* START Records for this exercise *

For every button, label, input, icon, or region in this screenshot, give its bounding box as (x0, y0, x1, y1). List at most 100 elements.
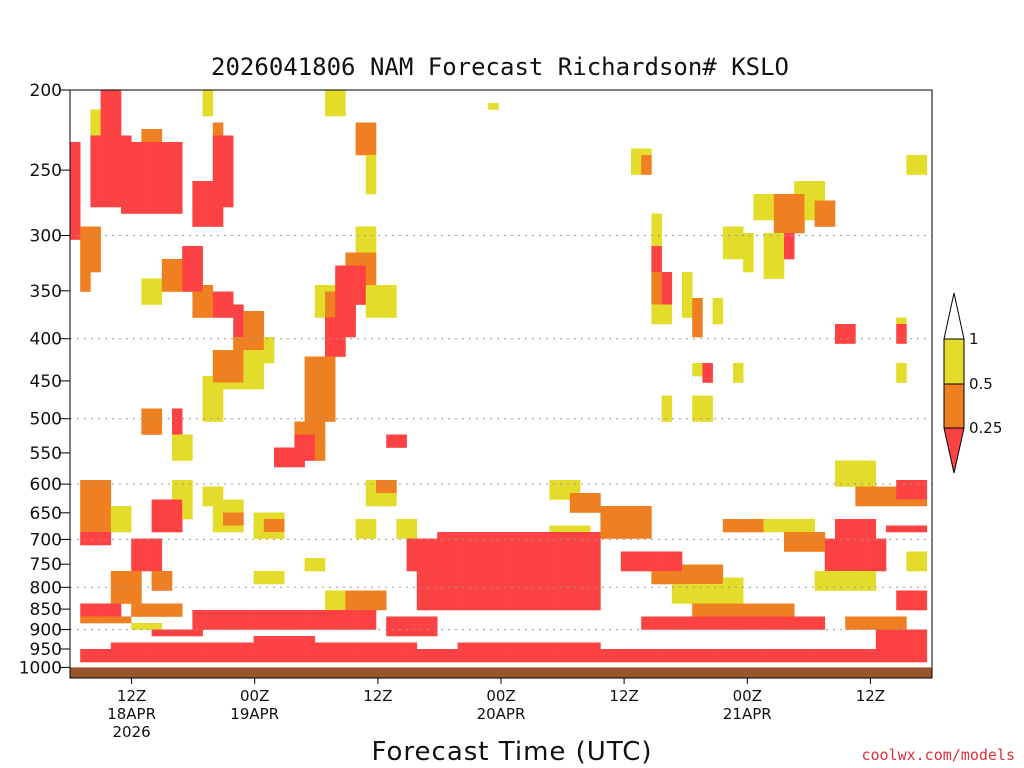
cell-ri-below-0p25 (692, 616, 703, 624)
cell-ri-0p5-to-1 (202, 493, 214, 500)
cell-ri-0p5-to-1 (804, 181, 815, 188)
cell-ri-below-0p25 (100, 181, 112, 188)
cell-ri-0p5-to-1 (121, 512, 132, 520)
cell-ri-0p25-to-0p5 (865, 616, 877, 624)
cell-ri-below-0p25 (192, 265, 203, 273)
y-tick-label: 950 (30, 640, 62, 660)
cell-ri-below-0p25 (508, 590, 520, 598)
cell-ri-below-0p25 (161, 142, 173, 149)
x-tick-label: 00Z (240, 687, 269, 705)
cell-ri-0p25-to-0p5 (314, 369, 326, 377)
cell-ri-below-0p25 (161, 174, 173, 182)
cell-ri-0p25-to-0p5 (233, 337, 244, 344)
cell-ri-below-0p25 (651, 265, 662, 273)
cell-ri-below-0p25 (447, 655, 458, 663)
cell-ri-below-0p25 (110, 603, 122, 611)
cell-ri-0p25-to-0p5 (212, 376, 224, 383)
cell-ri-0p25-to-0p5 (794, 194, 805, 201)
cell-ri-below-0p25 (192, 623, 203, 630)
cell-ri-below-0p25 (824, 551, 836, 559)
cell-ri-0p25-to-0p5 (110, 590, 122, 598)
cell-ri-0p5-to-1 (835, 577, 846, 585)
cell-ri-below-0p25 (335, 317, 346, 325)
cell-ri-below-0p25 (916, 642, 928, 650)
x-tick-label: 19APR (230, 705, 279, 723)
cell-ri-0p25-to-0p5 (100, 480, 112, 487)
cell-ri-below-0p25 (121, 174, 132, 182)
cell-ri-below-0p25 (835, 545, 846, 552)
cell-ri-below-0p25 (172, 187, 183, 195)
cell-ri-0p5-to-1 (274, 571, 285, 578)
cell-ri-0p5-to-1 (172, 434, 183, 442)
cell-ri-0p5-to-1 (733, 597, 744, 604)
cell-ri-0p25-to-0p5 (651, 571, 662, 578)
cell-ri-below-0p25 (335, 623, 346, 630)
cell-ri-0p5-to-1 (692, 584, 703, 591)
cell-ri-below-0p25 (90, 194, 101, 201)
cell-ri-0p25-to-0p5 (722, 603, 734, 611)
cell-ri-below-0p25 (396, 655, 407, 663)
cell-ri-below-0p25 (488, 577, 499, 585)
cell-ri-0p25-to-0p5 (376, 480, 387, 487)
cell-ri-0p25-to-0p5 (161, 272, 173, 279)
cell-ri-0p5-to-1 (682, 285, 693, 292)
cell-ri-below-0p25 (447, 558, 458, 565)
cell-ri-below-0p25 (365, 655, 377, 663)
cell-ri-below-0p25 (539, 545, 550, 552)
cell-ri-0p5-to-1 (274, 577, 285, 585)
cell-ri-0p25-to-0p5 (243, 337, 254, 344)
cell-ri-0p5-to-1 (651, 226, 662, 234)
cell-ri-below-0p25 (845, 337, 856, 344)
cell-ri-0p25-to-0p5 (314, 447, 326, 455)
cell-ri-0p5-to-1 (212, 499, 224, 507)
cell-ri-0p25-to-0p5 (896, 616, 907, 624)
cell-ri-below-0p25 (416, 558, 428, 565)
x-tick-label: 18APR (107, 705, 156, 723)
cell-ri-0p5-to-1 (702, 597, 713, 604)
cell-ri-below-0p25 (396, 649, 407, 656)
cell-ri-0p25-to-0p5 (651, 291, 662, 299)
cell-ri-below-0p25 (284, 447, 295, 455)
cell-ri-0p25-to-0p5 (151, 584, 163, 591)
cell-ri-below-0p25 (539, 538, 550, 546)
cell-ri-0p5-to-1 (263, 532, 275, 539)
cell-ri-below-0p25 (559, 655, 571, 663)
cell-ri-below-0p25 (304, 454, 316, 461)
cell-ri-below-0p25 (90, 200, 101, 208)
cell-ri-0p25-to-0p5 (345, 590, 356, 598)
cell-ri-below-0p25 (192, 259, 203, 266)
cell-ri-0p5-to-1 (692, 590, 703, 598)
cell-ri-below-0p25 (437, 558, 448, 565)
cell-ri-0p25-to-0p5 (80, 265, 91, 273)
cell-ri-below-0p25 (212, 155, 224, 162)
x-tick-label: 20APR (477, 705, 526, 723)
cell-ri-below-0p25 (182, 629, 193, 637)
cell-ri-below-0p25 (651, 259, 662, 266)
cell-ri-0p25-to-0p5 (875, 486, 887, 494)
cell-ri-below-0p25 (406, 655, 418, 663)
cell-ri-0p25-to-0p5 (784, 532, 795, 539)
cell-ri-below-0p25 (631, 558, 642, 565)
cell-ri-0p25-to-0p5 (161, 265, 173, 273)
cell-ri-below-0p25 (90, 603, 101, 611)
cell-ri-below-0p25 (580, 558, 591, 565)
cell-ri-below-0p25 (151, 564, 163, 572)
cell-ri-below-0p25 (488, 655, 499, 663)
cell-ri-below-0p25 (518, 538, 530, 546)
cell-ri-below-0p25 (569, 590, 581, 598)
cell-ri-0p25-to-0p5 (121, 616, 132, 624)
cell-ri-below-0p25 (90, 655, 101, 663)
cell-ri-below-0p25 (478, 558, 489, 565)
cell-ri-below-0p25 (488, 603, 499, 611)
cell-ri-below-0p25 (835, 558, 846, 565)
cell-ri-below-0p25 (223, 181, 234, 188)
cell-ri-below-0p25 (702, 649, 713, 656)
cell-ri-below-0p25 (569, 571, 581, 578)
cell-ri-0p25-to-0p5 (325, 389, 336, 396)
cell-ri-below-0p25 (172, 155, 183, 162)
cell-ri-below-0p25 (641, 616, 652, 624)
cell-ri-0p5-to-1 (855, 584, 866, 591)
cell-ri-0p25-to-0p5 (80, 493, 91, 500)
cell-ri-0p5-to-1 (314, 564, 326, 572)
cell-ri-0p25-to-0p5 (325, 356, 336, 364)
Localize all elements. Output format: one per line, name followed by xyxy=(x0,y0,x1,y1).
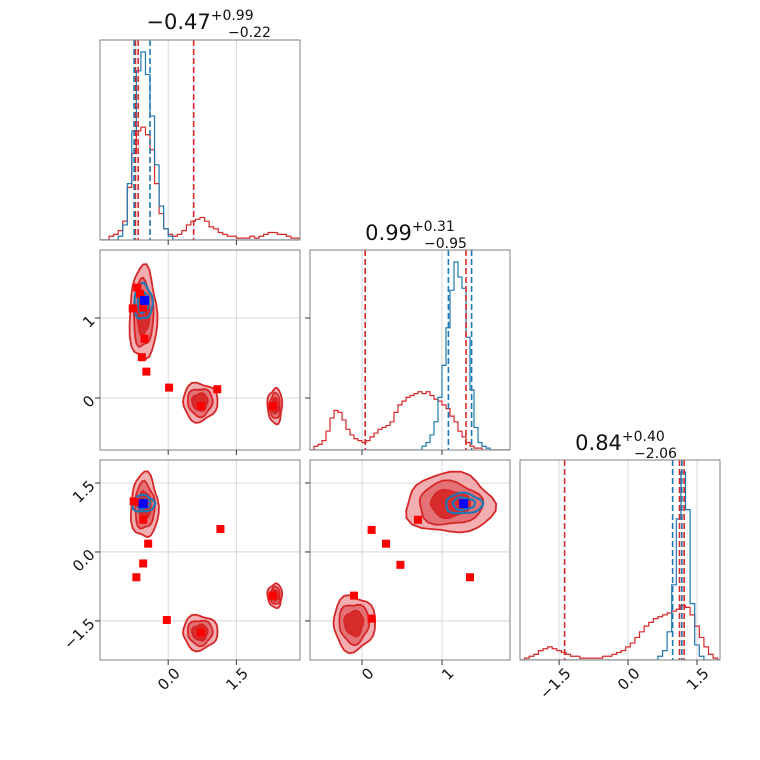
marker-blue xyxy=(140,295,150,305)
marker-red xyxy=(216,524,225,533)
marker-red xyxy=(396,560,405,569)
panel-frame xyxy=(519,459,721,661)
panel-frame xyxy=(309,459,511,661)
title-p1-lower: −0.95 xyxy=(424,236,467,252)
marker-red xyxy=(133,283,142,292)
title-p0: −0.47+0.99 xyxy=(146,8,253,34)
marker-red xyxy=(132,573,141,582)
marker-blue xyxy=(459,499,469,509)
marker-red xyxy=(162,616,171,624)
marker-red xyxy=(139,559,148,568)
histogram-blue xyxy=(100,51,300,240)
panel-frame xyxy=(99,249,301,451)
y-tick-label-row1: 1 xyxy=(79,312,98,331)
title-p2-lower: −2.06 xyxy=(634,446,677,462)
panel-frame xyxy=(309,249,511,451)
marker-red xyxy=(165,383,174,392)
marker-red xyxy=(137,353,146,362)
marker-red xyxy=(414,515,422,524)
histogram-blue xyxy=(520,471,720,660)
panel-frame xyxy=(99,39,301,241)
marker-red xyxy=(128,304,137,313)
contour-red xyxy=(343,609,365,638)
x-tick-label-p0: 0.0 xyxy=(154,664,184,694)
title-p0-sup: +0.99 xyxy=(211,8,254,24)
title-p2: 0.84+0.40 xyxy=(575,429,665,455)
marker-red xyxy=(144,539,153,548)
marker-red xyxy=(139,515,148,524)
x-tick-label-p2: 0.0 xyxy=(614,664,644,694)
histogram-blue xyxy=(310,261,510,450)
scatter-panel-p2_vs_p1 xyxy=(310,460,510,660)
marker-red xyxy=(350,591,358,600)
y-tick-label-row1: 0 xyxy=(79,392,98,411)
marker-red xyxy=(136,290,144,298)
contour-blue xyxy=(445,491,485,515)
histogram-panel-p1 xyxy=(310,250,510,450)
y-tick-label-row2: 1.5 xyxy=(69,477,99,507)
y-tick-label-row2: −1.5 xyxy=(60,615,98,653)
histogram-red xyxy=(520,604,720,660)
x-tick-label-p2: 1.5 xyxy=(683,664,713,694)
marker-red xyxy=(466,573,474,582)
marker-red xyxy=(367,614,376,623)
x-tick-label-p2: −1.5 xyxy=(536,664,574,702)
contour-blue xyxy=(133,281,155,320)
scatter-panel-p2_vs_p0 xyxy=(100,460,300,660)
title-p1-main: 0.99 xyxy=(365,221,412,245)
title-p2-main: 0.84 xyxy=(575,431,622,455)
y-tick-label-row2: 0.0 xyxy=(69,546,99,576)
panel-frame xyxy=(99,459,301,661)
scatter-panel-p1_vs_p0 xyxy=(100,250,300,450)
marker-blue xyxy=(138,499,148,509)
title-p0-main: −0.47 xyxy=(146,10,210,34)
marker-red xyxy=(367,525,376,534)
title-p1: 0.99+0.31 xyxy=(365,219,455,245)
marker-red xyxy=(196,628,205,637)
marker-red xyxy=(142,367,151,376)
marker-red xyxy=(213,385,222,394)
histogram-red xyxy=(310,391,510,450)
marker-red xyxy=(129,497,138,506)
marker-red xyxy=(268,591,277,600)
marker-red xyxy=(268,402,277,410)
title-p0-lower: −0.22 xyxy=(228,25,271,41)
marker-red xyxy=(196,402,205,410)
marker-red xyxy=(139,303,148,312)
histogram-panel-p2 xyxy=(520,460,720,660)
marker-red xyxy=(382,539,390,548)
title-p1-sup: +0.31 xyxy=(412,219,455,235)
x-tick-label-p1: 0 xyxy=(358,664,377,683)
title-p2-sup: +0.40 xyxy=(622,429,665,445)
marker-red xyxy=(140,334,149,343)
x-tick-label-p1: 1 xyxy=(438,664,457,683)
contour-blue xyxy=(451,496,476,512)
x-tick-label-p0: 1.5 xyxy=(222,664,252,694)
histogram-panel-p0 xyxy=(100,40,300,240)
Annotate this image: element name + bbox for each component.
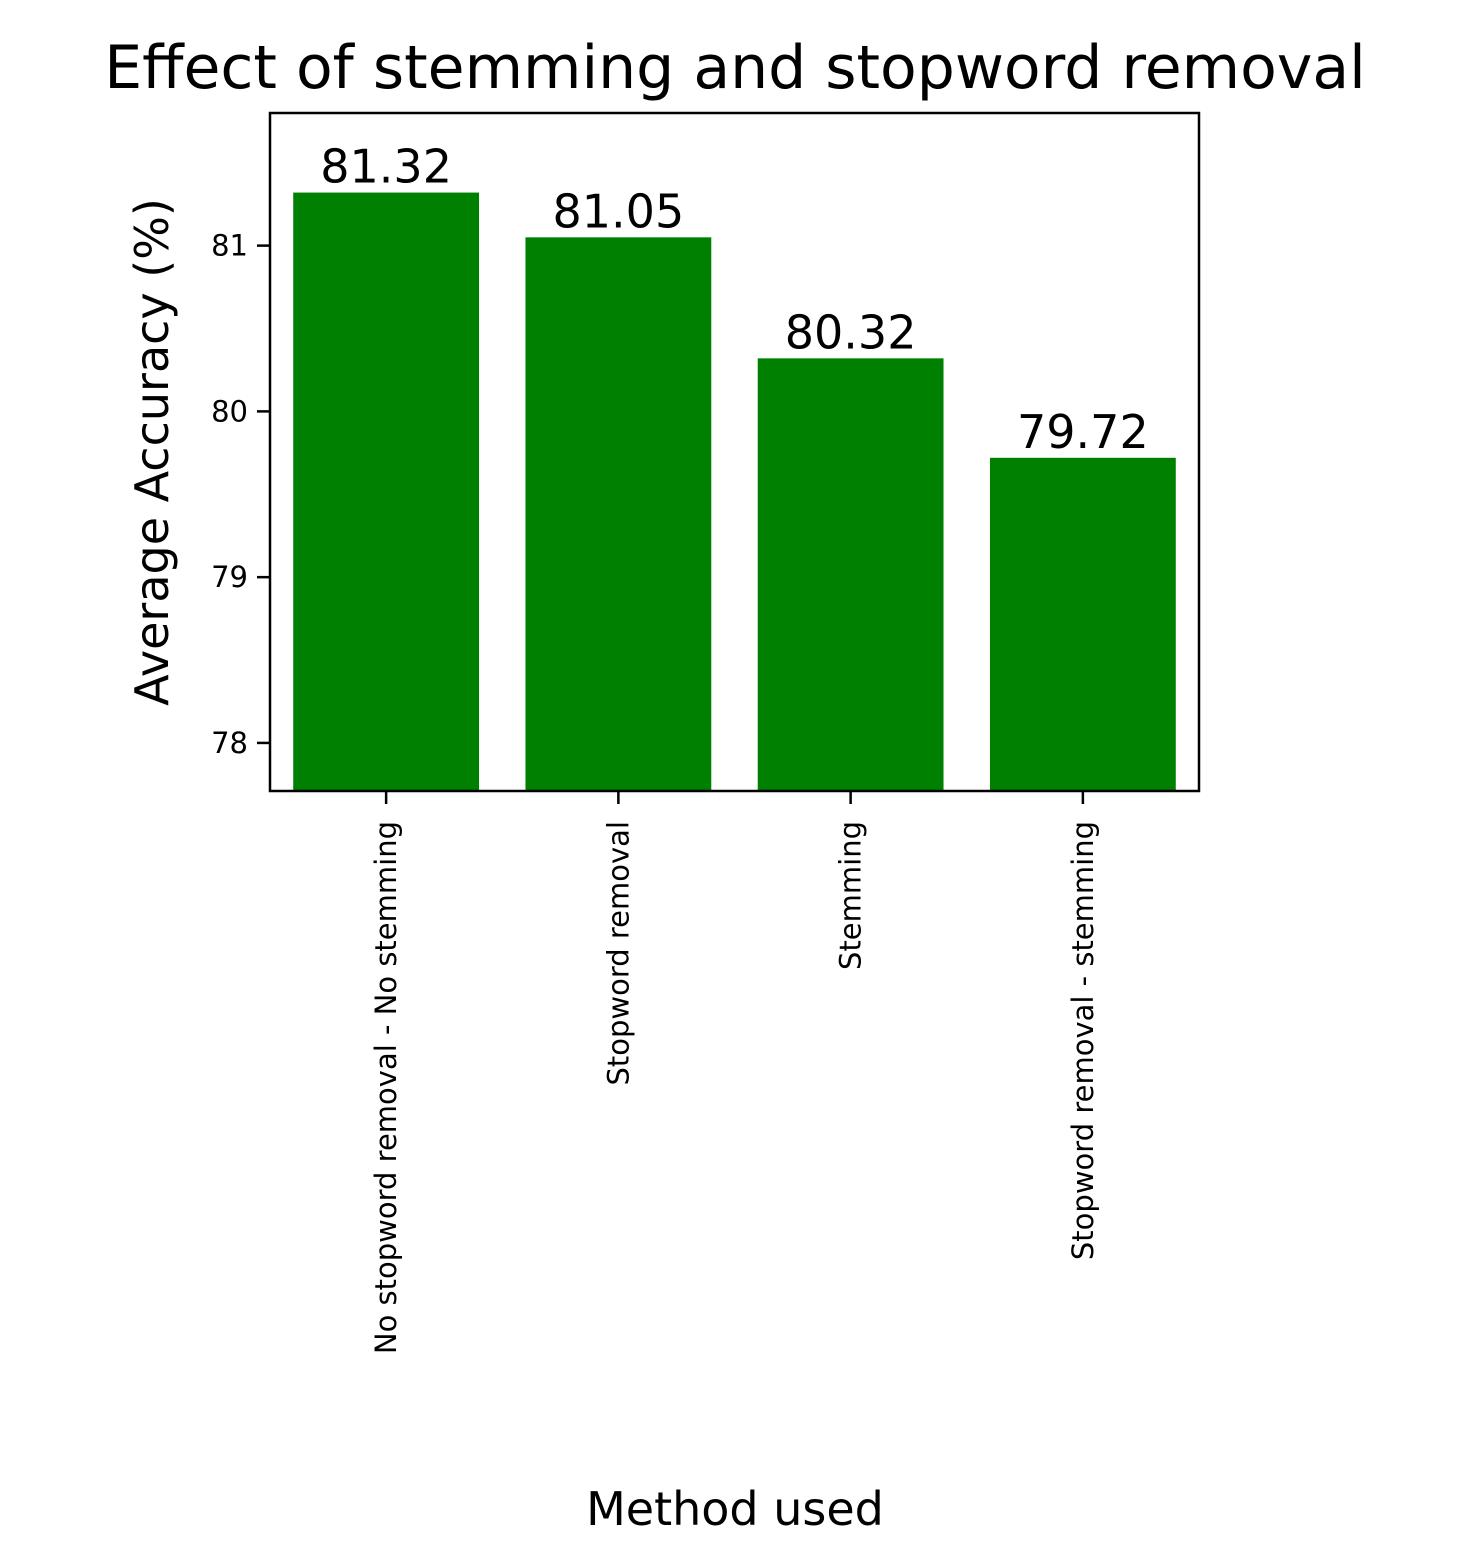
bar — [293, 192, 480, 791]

* END Records for this exercise *

__Exercise objective__
Could you render the entries from the line containing "marker-blue xyxy=(140,295,150,305)" through the line containing "marker-red xyxy=(132,573,141,582)" as a JSON list of strings, one string per line and with no blank lines?

__Response to the exercise__
[
  "marker-blue xyxy=(140,295,150,305)",
  "marker-red xyxy=(216,524,225,533)",
  "marker-red xyxy=(396,560,405,569)",
  "panel-frame xyxy=(519,459,721,661)",
  "panel-frame xyxy=(309,459,511,661)",
  "title-p1-lower: −0.95 xyxy=(424,236,467,252)",
  "marker-red xyxy=(133,283,142,292)",
  "title-p0: −0.47+0.99 xyxy=(146,8,253,34)",
  "marker-red xyxy=(132,573,141,582)"
]